Which lines hold the word "XDIR"? Copy each of them from the material.

**Dataset entries**.
★ ★ ★ ★
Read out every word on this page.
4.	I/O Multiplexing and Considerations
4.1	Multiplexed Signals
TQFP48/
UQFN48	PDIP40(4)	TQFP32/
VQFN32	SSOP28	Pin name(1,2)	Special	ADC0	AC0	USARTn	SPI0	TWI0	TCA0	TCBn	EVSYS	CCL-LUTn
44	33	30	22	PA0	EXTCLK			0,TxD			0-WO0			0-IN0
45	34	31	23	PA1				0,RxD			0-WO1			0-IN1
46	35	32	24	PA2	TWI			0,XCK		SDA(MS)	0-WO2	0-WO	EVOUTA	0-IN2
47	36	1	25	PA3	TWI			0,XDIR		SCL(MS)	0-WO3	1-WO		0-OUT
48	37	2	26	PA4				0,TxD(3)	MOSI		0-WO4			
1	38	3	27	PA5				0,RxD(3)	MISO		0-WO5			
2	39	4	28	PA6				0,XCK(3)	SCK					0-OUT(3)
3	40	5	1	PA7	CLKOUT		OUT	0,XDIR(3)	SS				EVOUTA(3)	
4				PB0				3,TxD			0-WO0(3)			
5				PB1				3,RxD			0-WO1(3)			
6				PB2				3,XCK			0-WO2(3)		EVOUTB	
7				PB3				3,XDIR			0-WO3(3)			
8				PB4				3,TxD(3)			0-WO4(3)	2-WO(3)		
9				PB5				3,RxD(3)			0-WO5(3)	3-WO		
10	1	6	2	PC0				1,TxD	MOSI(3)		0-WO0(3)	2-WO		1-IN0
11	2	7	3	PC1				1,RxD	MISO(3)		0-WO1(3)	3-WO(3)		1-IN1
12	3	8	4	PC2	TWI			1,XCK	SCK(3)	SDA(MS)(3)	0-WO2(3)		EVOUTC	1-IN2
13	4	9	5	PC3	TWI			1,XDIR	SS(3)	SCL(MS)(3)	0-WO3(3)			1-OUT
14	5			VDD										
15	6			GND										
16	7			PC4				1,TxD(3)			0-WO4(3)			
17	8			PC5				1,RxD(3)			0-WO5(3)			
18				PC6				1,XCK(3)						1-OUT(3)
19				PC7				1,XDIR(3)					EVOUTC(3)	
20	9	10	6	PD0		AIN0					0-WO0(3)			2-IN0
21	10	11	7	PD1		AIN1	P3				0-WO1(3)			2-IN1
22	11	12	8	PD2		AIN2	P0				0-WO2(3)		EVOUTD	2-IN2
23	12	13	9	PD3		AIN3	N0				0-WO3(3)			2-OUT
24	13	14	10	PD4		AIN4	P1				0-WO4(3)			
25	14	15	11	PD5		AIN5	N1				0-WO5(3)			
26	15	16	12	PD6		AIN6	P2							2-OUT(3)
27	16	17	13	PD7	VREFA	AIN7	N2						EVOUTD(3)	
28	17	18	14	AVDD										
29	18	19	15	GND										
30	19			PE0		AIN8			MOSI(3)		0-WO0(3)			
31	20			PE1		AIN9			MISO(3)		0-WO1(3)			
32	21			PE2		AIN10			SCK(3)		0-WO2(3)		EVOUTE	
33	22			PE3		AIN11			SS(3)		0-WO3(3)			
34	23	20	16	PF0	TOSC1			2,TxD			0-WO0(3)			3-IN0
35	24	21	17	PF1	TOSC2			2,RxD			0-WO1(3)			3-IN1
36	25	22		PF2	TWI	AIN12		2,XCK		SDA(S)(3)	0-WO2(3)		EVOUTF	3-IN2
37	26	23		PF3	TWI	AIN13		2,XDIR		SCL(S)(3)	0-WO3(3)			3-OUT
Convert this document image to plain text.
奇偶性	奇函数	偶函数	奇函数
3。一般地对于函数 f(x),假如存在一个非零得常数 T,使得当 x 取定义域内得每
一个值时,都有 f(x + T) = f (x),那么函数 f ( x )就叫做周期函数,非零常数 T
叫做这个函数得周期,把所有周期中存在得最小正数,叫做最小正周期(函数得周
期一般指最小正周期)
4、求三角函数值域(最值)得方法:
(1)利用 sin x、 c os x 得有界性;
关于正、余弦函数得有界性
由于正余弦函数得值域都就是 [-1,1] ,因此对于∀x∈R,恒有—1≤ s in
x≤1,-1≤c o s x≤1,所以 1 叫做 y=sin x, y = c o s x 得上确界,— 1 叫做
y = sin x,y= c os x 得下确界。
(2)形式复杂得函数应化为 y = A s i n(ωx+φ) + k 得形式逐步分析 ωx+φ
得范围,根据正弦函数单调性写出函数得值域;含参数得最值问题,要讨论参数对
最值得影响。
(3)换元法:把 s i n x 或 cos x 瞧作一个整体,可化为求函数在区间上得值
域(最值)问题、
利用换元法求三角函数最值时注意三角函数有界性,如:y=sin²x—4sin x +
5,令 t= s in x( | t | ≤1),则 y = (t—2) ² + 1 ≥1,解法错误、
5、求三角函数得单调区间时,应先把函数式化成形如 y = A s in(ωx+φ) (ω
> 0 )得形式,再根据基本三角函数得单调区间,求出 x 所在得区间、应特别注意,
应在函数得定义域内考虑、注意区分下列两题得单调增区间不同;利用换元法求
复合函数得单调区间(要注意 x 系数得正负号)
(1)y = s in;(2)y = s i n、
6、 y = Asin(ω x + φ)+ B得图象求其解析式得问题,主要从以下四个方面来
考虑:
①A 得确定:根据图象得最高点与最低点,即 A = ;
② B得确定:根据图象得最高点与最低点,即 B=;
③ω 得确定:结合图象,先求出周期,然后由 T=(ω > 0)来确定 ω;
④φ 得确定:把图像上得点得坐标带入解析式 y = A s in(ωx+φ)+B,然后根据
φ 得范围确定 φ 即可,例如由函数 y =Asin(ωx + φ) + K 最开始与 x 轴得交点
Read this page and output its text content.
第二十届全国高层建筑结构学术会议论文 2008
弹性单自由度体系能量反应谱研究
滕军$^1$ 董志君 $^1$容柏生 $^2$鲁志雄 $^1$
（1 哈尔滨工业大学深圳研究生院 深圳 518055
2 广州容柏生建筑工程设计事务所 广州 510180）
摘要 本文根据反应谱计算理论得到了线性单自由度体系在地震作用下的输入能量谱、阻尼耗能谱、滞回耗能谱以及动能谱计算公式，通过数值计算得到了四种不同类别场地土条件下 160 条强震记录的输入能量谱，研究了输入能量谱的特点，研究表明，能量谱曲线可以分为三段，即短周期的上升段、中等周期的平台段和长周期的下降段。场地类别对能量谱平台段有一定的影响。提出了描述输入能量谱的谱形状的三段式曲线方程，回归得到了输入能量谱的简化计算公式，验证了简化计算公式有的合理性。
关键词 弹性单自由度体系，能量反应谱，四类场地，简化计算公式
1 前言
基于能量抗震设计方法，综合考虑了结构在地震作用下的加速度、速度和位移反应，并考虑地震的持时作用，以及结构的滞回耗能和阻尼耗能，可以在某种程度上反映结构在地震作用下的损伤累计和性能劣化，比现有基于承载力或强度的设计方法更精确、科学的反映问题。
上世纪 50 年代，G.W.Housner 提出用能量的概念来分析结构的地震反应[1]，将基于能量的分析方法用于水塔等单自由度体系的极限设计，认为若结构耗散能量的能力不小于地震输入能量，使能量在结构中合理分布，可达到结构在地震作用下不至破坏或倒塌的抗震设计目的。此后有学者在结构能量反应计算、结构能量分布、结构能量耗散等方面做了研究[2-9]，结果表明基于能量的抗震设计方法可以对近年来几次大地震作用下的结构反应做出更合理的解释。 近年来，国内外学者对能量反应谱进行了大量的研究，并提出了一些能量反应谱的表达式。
★ ★ ★ ★
**Answer to this exercise**.
47	36	1	25	PA3	TWI			0,XDIR		SCL(MS)	0-WO3	1-WO		0-OUT
3	40	5	1	PA7	CLKOUT		OUT	0,XDIR(3)	SS				EVOUTA(3)	
7				PB3				3,XDIR			0-WO3(3)			
13	4	9	5	PC3	TWI			1,XDIR	SS(3)	SCL(MS)(3)	0-WO3(3)			1-OUT
19				PC7				1,XDIR(3)					EVOUTC(3)	
37	26	23		PF3	TWI	AIN13		2,XDIR		SCL(S)(3)	0-WO3(3)			3-OUT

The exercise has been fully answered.